--- Work required ---
Set all the material down again unchanged, without the pictures.
━━━ Recorded data ━━━
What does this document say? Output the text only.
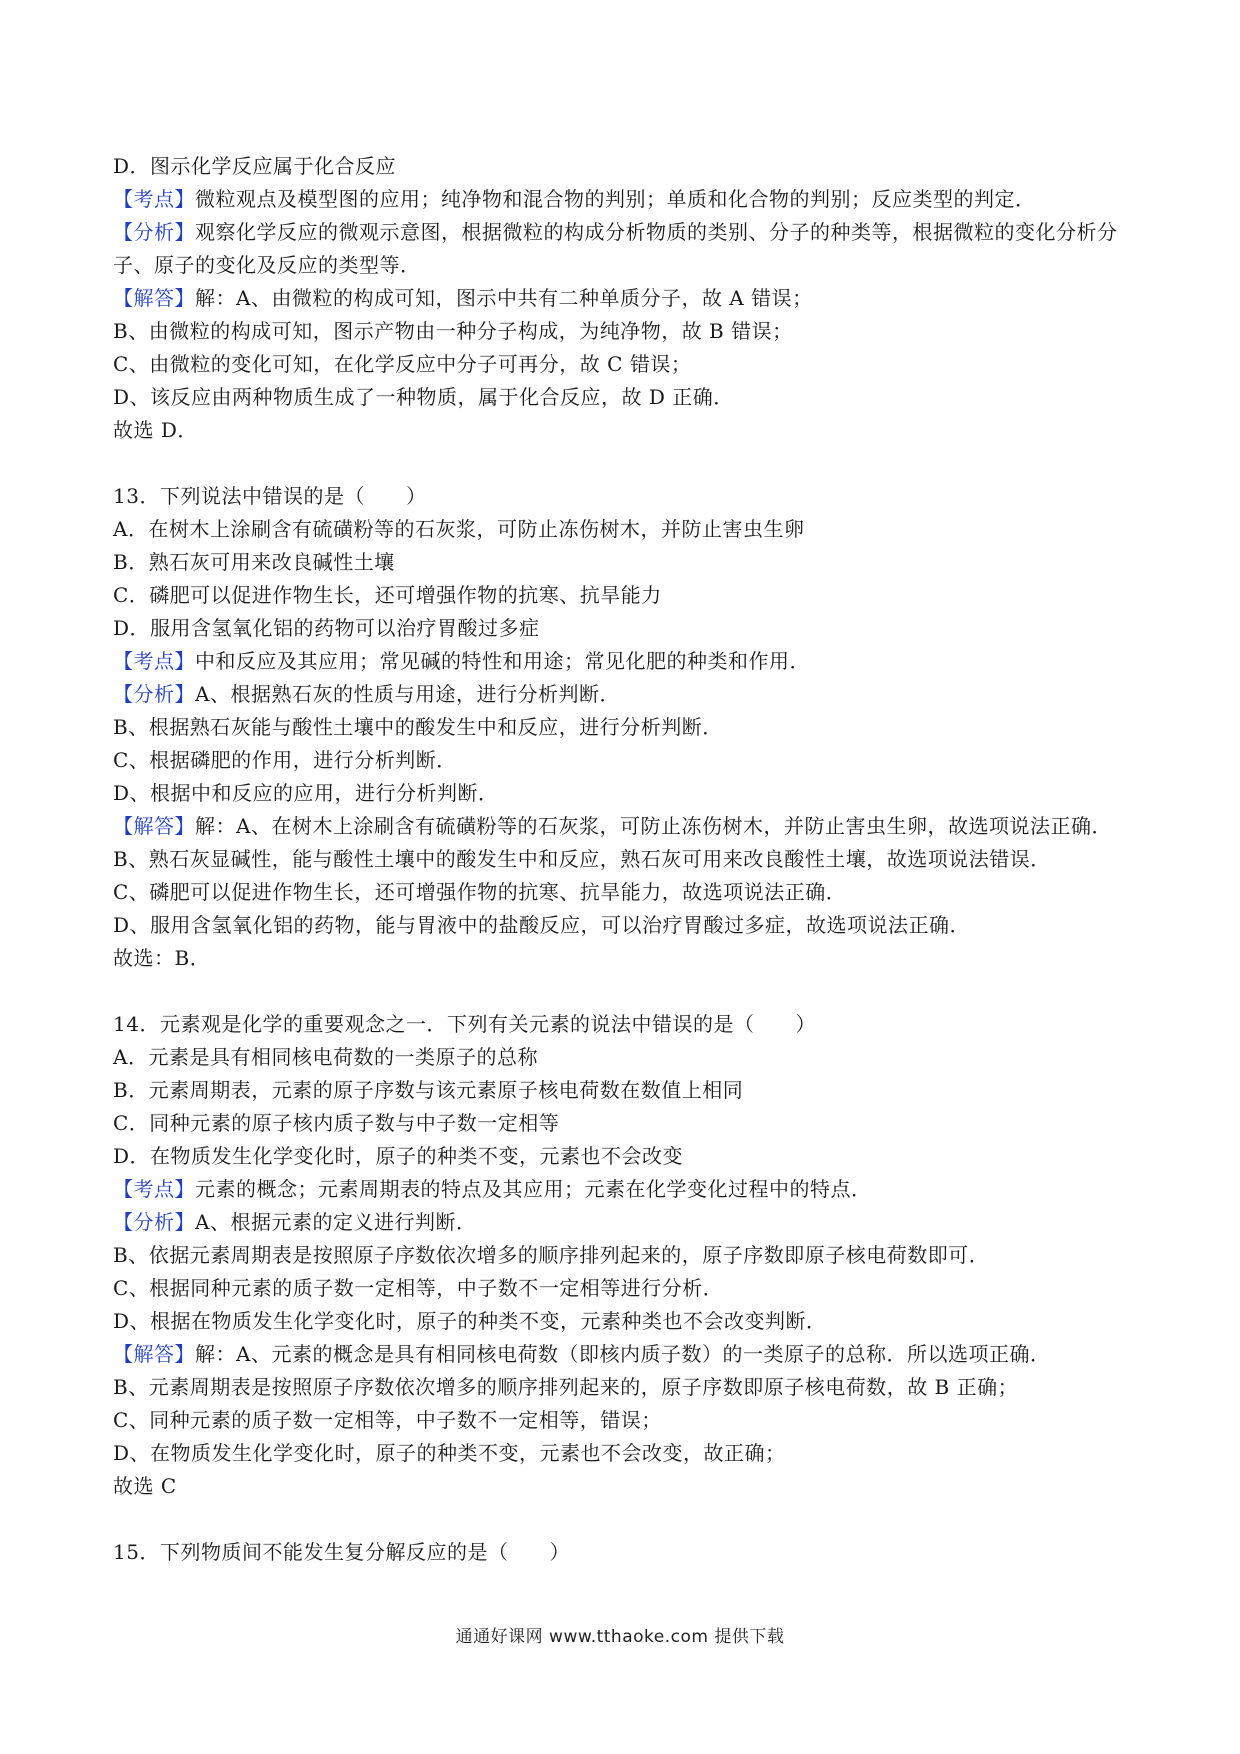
D．图示化学反应属于化合反应
【考点】微粒观点及模型图的应用；纯净物和混合物的判别；单质和化合物的判别；反应类型的判定．
【分析】观察化学反应的微观示意图，根据微粒的构成分析物质的类别、分子的种类等，根据微粒的变化分析分子、原子的变化及反应的类型等．
【解答】解：A、由微粒的构成可知，图示中共有二种单质分子，故 A 错误；
B、由微粒的构成可知，图示产物由一种分子构成，为纯净物，故 B 错误；
C、由微粒的变化可知，在化学反应中分子可再分，故 C 错误；
D、该反应由两种物质生成了一种物质，属于化合反应，故 D 正确．
故选 D．
13．下列说法中错误的是（　　）
A．在树木上涂刷含有硫磺粉等的石灰浆，可防止冻伤树木，并防止害虫生卵
B．熟石灰可用来改良碱性土壤
C．磷肥可以促进作物生长，还可增强作物的抗寒、抗旱能力
D．服用含氢氧化铝的药物可以治疗胃酸过多症
【考点】中和反应及其应用；常见碱的特性和用途；常见化肥的种类和作用．
【分析】A、根据熟石灰的性质与用途，进行分析判断．
B、根据熟石灰能与酸性土壤中的酸发生中和反应，进行分析判断．
C、根据磷肥的作用，进行分析判断．
D、根据中和反应的应用，进行分析判断．
【解答】解：A、在树木上涂刷含有硫磺粉等的石灰浆，可防止冻伤树木，并防止害虫生卵，故选项说法正确．
B、熟石灰显碱性，能与酸性土壤中的酸发生中和反应，熟石灰可用来改良酸性土壤，故选项说法错误．
C、磷肥可以促进作物生长，还可增强作物的抗寒、抗旱能力，故选项说法正确．
D、服用含氢氧化铝的药物，能与胃液中的盐酸反应，可以治疗胃酸过多症，故选项说法正确．
故选：B．
14．元素观是化学的重要观念之一．下列有关元素的说法中错误的是（　　）
A．元素是具有相同核电荷数的一类原子的总称
B．元素周期表，元素的原子序数与该元素原子核电荷数在数值上相同
C．同种元素的原子核内质子数与中子数一定相等
D．在物质发生化学变化时，原子的种类不变，元素也不会改变
【考点】元素的概念；元素周期表的特点及其应用；元素在化学变化过程中的特点．
【分析】A、根据元素的定义进行判断．
B、依据元素周期表是按照原子序数依次增多的顺序排列起来的，原子序数即原子核电荷数即可．
C、根据同种元素的质子数一定相等，中子数不一定相等进行分析．
D、根据在物质发生化学变化时，原子的种类不变，元素种类也不会改变判断．
【解答】解：A、元素的概念是具有相同核电荷数（即核内质子数）的一类原子的总称．所以选项正确．
B、元素周期表是按照原子序数依次增多的顺序排列起来的，原子序数即原子核电荷数，故 B 正确；
C、同种元素的质子数一定相等，中子数不一定相等，错误；
D、在物质发生化学变化时，原子的种类不变，元素也不会改变，故正确；
故选 C
15．下列物质间不能发生复分解反应的是（　　）
通通好课网 www.tthaoke.com 提供下载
━━━
--- Correct response ---
What does this document say? Output the text only.
D．图示化学反应属于化合反应
【考点】微粒观点及模型图的应用；纯净物和混合物的判别；单质和化合物的判别；反应类型的判定．
【分析】观察化学反应的微观示意图，根据微粒的构成分析物质的类别、分子的种类等，根据微粒的变化分析分子、原子的变化及反应的类型等．
【解答】解：A、由微粒的构成可知，图示中共有二种单质分子，故 A 错误；
B、由微粒的构成可知，图示产物由一种分子构成，为纯净物，故 B 错误；
C、由微粒的变化可知，在化学反应中分子可再分，故 C 错误；
D、该反应由两种物质生成了一种物质，属于化合反应，故 D 正确．
故选 D．
13．下列说法中错误的是（　　）
A．在树木上涂刷含有硫磺粉等的石灰浆，可防止冻伤树木，并防止害虫生卵
B．熟石灰可用来改良碱性土壤
C．磷肥可以促进作物生长，还可增强作物的抗寒、抗旱能力
D．服用含氢氧化铝的药物可以治疗胃酸过多症
【考点】中和反应及其应用；常见碱的特性和用途；常见化肥的种类和作用．
【分析】A、根据熟石灰的性质与用途，进行分析判断．
B、根据熟石灰能与酸性土壤中的酸发生中和反应，进行分析判断．
C、根据磷肥的作用，进行分析判断．
D、根据中和反应的应用，进行分析判断．
【解答】解：A、在树木上涂刷含有硫磺粉等的石灰浆，可防止冻伤树木，并防止害虫生卵，故选项说法正确．
B、熟石灰显碱性，能与酸性土壤中的酸发生中和反应，熟石灰可用来改良酸性土壤，故选项说法错误．
C、磷肥可以促进作物生长，还可增强作物的抗寒、抗旱能力，故选项说法正确．
D、服用含氢氧化铝的药物，能与胃液中的盐酸反应，可以治疗胃酸过多症，故选项说法正确．
故选：B．
14．元素观是化学的重要观念之一．下列有关元素的说法中错误的是（　　）
A．元素是具有相同核电荷数的一类原子的总称
B．元素周期表，元素的原子序数与该元素原子核电荷数在数值上相同
C．同种元素的原子核内质子数与中子数一定相等
D．在物质发生化学变化时，原子的种类不变，元素也不会改变
【考点】元素的概念；元素周期表的特点及其应用；元素在化学变化过程中的特点．
【分析】A、根据元素的定义进行判断．
B、依据元素周期表是按照原子序数依次增多的顺序排列起来的，原子序数即原子核电荷数即可．
C、根据同种元素的质子数一定相等，中子数不一定相等进行分析．
D、根据在物质发生化学变化时，原子的种类不变，元素种类也不会改变判断．
【解答】解：A、元素的概念是具有相同核电荷数（即核内质子数）的一类原子的总称．所以选项正确．
B、元素周期表是按照原子序数依次增多的顺序排列起来的，原子序数即原子核电荷数，故 B 正确；
C、同种元素的质子数一定相等，中子数不一定相等，错误；
D、在物质发生化学变化时，原子的种类不变，元素也不会改变，故正确；
故选 C
15．下列物质间不能发生复分解反应的是（　　）
通通好课网 www.tthaoke.com 提供下载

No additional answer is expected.